---------- Task data
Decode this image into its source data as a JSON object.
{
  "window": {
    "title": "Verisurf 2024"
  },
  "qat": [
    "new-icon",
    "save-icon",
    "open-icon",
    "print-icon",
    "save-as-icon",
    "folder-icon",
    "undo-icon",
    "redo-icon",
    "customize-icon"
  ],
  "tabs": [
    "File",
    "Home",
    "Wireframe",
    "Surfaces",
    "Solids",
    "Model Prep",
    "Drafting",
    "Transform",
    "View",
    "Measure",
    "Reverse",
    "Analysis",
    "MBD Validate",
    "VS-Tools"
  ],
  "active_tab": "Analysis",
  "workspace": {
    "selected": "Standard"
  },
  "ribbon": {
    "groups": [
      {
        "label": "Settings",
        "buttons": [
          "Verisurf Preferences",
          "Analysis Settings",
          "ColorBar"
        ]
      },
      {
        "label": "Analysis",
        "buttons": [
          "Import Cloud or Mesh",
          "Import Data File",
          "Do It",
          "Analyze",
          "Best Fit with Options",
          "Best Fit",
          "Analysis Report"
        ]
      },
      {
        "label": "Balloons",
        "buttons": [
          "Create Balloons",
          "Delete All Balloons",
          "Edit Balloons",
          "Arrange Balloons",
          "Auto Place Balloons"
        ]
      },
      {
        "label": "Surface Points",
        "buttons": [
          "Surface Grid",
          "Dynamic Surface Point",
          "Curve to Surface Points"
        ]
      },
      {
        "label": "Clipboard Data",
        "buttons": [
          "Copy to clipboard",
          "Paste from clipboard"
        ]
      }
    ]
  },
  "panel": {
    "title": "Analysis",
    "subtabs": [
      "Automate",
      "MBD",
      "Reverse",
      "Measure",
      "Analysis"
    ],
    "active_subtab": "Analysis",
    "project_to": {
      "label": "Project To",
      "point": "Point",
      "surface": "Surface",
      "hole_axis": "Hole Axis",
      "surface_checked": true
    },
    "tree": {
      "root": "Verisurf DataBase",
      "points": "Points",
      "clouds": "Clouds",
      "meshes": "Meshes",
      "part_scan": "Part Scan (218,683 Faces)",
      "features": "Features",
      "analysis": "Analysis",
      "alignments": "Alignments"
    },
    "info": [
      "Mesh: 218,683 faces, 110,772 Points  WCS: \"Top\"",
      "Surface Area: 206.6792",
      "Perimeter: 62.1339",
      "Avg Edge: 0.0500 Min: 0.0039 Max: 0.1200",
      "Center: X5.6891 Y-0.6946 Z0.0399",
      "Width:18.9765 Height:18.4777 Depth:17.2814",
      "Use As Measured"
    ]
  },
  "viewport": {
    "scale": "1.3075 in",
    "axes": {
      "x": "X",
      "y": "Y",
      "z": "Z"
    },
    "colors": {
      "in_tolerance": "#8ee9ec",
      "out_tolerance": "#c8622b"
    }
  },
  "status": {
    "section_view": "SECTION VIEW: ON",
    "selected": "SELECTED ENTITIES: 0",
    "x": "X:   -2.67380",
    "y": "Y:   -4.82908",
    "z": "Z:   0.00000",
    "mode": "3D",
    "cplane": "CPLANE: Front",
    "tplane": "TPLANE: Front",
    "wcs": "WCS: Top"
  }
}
--------------------
**What you have to do:**
Give every line of the material again, exactly as it reads.

**Reply:**
Decode this image into its source data as a JSON object.
{
  "window": {
    "title": "Verisurf 2024"
  },
  "qat": [
    "new-icon",
    "save-icon",
    "open-icon",
    "print-icon",
    "save-as-icon",
    "folder-icon",
    "undo-icon",
    "redo-icon",
    "customize-icon"
  ],
  "tabs": [
    "File",
    "Home",
    "Wireframe",
    "Surfaces",
    "Solids",
    "Model Prep",
    "Drafting",
    "Transform",
    "View",
    "Measure",
    "Reverse",
    "Analysis",
    "MBD Validate",
    "VS-Tools"
  ],
  "active_tab": "Analysis",
  "workspace": {
    "selected": "Standard"
  },
  "ribbon": {
    "groups": [
      {
        "label": "Settings",
        "buttons": [
          "Verisurf Preferences",
          "Analysis Settings",
          "ColorBar"
        ]
      },
      {
        "label": "Analysis",
        "buttons": [
          "Import Cloud or Mesh",
          "Import Data File",
          "Do It",
          "Analyze",
          "Best Fit with Options",
          "Best Fit",
          "Analysis Report"
        ]
      },
      {
        "label": "Balloons",
        "buttons": [
          "Create Balloons",
          "Delete All Balloons",
          "Edit Balloons",
          "Arrange Balloons",
          "Auto Place Balloons"
        ]
      },
      {
        "label": "Surface Points",
        "buttons": [
          "Surface Grid",
          "Dynamic Surface Point",
          "Curve to Surface Points"
        ]
      },
      {
        "label": "Clipboard Data",
        "buttons": [
          "Copy to clipboard",
          "Paste from clipboard"
        ]
      }
    ]
  },
  "panel": {
    "title": "Analysis",
    "subtabs": [
      "Automate",
      "MBD",
      "Reverse",
      "Measure",
      "Analysis"
    ],
    "active_subtab": "Analysis",
    "project_to": {
      "label": "Project To",
      "point": "Point",
      "surface": "Surface",
      "hole_axis": "Hole Axis",
      "surface_checked": true
    },
    "tree": {
      "root": "Verisurf DataBase",
      "points": "Points",
      "clouds": "Clouds",
      "meshes": "Meshes",
      "part_scan": "Part Scan (218,683 Faces)",
      "features": "Features",
      "analysis": "Analysis",
      "alignments": "Alignments"
    },
    "info": [
      "Mesh: 218,683 faces, 110,772 Points  WCS: \"Top\"",
      "Surface Area: 206.6792",
      "Perimeter: 62.1339",
      "Avg Edge: 0.0500 Min: 0.0039 Max: 0.1200",
      "Center: X5.6891 Y-0.6946 Z0.0399",
      "Width:18.9765 Height:18.4777 Depth:17.2814",
      "Use As Measured"
    ]
  },
  "viewport": {
    "scale": "1.3075 in",
    "axes": {
      "x": "X",
      "y": "Y",
      "z": "Z"
    },
    "colors": {
      "in_tolerance": "#8ee9ec",
      "out_tolerance": "#c8622b"
    }
  },
  "status": {
    "section_view": "SECTION VIEW: ON",
    "selected": "SELECTED ENTITIES: 0",
    "x": "X:   -2.67380",
    "y": "Y:   -4.82908",
    "z": "Z:   0.00000",
    "mode": "3D",
    "cplane": "CPLANE: Front",
    "tplane": "TPLANE: Front",
    "wcs": "WCS: Top"
  }
}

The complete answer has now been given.